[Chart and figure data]
Begin

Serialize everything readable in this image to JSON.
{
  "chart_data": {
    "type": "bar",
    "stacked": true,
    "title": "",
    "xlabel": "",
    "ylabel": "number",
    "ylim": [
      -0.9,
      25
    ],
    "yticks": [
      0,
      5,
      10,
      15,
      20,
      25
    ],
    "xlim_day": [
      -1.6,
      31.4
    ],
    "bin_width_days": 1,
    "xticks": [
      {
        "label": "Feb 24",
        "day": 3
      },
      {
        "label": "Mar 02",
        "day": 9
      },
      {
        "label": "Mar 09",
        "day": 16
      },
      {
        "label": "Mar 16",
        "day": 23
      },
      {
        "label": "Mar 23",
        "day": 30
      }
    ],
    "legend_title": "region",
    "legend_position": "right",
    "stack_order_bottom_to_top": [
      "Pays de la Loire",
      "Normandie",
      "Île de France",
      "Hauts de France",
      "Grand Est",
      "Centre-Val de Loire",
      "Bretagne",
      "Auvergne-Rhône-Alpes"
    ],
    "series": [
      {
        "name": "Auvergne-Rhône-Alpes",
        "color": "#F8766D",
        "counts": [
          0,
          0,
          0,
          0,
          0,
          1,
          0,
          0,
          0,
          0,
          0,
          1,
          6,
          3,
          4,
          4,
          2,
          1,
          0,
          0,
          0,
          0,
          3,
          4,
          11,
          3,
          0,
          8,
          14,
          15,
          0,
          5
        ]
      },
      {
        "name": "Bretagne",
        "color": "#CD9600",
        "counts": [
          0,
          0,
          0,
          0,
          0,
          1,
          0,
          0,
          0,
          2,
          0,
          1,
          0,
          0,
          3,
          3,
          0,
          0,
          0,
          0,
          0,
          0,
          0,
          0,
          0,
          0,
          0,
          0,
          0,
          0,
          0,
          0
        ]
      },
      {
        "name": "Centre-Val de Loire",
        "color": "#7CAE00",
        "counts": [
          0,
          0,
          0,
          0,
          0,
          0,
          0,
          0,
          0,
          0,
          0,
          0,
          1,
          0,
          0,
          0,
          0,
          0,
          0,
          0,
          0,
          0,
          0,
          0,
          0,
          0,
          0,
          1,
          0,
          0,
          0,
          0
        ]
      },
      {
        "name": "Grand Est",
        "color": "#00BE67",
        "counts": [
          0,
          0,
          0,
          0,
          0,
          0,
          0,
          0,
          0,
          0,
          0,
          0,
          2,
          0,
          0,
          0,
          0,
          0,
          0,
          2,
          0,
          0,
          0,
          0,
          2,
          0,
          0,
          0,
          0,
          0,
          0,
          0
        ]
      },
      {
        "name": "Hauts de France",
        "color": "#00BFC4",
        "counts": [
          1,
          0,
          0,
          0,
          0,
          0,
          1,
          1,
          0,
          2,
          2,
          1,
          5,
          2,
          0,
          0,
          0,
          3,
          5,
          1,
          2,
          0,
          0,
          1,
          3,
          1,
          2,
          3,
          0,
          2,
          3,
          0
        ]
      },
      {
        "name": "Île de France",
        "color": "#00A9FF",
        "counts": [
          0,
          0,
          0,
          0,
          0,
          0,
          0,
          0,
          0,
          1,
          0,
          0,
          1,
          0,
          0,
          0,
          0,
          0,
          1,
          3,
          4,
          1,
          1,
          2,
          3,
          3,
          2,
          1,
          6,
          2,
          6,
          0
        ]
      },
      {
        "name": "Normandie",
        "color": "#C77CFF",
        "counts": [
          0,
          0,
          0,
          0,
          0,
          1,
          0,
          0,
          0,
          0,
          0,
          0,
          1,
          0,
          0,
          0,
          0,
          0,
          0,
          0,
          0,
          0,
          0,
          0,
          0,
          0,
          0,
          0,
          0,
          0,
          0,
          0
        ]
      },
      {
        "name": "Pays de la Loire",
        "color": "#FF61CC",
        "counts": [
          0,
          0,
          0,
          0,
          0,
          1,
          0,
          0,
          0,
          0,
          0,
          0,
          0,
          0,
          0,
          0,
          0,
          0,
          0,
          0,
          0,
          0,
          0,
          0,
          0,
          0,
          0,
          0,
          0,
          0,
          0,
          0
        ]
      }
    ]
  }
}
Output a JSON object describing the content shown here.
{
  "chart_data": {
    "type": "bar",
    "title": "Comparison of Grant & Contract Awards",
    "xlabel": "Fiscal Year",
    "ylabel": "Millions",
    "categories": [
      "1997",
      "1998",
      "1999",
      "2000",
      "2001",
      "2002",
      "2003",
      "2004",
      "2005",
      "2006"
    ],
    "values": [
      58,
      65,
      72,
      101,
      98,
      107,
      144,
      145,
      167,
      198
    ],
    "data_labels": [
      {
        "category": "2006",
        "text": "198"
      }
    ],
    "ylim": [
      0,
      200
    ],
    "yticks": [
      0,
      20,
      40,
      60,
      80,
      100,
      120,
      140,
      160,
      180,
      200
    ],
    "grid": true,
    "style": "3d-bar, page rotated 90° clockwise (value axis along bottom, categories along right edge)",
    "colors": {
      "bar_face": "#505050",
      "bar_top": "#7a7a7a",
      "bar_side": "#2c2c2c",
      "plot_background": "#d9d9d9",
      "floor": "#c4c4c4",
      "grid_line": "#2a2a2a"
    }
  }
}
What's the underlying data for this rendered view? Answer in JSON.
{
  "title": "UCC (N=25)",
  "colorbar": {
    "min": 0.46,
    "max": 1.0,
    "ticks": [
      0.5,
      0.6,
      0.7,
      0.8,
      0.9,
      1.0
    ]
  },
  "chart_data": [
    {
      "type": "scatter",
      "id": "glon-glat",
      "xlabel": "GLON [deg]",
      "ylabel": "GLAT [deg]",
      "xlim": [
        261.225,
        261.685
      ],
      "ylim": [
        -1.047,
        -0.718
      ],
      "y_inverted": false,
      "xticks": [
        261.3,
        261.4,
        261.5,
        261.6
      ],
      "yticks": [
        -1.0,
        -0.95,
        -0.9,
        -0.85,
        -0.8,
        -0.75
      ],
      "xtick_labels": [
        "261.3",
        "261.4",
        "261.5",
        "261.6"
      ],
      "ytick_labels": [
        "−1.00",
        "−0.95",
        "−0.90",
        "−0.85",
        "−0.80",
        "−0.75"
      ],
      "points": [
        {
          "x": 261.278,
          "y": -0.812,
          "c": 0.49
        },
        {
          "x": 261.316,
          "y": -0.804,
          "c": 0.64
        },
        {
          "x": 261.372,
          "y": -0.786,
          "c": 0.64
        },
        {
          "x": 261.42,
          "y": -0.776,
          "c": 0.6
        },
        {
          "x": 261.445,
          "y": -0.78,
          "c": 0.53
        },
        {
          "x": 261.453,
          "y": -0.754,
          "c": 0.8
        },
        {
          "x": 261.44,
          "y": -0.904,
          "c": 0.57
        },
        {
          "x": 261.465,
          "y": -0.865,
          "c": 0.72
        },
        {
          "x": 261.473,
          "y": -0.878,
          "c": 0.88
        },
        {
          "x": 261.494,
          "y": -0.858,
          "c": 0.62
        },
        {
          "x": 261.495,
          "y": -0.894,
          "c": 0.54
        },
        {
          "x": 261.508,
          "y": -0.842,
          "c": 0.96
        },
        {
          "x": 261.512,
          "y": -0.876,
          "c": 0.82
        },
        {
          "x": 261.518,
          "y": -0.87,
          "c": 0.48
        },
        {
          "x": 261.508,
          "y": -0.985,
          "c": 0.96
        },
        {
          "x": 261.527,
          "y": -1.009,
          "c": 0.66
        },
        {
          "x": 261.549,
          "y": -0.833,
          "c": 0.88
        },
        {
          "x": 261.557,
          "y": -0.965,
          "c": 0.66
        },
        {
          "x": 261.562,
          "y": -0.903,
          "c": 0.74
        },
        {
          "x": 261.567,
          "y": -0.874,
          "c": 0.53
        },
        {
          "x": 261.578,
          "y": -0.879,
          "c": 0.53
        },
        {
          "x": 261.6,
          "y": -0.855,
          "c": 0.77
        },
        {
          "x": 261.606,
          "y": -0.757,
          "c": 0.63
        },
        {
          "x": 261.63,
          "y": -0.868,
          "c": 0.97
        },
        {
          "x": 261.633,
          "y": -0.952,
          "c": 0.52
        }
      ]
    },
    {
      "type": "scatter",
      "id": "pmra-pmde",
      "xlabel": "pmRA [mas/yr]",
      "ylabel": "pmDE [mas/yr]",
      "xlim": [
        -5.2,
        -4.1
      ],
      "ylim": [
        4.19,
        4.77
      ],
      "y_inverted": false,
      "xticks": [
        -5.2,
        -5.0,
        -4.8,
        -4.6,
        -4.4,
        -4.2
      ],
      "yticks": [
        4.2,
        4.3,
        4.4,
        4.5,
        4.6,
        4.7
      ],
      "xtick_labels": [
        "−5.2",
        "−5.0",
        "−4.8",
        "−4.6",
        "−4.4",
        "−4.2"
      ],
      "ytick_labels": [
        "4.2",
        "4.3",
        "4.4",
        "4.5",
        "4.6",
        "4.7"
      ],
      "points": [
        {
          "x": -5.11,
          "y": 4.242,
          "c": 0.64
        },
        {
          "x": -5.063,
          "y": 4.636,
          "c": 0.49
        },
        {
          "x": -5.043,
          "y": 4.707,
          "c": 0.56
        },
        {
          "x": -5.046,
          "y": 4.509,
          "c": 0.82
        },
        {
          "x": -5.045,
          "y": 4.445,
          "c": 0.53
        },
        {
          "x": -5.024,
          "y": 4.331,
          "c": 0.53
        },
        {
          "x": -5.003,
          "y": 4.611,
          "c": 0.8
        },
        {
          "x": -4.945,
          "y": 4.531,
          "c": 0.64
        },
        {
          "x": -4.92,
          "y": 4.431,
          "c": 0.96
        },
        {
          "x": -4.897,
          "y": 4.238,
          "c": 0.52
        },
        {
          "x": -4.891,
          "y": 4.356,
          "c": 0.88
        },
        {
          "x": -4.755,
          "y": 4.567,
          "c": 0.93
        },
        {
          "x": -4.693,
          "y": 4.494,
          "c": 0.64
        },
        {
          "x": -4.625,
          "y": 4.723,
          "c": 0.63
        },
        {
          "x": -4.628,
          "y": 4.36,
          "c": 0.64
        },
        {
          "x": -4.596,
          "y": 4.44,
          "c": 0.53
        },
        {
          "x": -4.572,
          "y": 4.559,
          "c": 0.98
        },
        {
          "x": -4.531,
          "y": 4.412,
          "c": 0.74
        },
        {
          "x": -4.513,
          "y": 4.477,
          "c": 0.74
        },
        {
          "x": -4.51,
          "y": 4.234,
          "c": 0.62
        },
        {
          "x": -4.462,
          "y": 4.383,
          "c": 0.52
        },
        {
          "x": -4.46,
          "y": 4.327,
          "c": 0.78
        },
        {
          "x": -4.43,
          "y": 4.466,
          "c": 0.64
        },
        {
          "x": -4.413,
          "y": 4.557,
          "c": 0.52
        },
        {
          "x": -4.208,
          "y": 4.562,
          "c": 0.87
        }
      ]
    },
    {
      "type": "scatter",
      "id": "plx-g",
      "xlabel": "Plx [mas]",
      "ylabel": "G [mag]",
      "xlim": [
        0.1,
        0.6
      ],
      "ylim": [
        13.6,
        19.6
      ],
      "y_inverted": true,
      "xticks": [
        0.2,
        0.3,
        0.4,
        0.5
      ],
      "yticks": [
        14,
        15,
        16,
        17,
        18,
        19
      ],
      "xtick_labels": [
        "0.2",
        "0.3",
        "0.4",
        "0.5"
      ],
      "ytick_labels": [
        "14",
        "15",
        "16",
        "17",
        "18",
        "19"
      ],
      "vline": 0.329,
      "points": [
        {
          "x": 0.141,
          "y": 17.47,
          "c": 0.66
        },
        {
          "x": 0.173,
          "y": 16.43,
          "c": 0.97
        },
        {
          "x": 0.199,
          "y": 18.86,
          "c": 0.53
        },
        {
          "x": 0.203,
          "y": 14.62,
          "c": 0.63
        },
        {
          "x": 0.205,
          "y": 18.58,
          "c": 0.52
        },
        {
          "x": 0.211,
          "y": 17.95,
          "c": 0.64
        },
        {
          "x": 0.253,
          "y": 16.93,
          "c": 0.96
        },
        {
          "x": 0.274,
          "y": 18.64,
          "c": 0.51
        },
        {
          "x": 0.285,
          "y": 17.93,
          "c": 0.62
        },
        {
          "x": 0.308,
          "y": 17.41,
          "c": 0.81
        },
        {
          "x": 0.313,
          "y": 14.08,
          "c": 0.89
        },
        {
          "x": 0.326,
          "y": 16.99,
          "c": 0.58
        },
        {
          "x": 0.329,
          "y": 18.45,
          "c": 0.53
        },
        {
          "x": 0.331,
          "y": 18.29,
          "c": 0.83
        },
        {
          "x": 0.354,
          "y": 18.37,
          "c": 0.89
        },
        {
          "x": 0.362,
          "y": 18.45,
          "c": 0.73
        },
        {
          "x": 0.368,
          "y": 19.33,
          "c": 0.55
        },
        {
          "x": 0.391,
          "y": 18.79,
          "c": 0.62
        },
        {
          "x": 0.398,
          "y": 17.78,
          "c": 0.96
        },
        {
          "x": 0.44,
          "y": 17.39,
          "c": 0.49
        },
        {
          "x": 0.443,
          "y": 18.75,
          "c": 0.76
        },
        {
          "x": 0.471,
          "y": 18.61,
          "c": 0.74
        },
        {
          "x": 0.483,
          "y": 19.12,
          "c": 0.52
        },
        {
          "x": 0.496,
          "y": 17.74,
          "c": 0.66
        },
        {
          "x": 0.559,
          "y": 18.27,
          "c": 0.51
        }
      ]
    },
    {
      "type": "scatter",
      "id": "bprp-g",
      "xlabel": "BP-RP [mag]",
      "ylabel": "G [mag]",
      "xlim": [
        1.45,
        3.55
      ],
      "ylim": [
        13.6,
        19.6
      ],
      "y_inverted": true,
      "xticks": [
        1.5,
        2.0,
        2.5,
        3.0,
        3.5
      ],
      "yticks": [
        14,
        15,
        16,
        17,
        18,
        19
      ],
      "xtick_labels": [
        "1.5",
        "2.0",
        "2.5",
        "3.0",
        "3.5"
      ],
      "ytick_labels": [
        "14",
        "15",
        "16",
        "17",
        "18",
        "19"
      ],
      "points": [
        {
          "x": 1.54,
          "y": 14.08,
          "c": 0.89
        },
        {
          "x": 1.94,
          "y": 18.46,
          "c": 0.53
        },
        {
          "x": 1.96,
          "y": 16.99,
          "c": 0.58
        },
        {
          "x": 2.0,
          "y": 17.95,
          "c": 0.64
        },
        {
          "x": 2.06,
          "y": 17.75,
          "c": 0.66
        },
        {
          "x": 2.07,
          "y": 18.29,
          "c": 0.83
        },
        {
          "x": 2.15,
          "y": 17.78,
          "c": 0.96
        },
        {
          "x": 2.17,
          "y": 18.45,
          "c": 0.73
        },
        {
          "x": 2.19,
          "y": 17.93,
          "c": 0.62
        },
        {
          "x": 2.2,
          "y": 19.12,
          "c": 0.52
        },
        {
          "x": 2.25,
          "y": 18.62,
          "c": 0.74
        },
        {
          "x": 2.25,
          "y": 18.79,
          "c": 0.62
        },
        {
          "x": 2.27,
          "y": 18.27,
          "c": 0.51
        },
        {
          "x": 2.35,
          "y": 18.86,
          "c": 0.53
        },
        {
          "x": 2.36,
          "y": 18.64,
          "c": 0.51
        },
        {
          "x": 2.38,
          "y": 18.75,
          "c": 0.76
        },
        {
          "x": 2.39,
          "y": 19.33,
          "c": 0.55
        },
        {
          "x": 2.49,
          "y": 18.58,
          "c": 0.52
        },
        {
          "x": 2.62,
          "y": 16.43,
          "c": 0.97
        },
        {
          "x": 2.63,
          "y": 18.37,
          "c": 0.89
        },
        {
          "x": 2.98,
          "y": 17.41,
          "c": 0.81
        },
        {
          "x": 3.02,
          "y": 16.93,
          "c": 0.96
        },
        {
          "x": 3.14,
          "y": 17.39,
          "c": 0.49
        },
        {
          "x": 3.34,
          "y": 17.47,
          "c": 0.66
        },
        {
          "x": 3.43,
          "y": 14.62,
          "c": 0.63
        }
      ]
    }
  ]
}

End

### WORK TO DO:
In the listing above, count each line that holds the string "categories". Give the number only.

### EXERCISE SOLUTION:
2